--- Records ---

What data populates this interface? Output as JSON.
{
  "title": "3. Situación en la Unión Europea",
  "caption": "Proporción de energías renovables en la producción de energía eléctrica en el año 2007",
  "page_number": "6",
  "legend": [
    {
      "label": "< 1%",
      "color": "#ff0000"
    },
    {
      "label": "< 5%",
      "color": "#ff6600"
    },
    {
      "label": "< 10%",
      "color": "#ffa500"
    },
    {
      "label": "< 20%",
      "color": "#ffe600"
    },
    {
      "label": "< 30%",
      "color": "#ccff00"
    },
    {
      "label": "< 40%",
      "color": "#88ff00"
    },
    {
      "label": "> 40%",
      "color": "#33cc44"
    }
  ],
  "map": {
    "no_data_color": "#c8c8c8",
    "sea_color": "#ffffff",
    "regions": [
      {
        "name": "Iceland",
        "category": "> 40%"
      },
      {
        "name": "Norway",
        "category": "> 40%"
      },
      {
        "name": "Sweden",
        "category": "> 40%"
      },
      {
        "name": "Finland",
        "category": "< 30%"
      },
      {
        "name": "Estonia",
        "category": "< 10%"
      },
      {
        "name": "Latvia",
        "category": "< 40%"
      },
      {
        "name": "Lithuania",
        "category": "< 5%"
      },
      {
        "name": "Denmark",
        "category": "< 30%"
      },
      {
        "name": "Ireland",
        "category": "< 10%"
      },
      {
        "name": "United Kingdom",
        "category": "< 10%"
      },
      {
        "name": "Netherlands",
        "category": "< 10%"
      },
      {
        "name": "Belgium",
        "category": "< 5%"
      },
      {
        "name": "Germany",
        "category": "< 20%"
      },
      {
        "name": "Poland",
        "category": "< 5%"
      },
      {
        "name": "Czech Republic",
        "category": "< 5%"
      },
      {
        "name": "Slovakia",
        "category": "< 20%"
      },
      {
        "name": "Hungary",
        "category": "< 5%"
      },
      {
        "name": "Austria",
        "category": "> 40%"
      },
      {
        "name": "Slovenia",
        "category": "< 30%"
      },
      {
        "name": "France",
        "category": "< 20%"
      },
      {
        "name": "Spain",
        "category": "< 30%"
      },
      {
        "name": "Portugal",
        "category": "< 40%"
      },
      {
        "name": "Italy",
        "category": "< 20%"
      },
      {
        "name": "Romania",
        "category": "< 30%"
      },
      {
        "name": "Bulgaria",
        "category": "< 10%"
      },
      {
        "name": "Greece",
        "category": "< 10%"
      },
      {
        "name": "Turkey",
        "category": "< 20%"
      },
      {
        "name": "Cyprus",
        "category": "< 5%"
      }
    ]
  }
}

---

● **Exercise brief**
Check every line of the listing for the string "label" and report how many lines have it, as a number alone.

● **Solution below**
7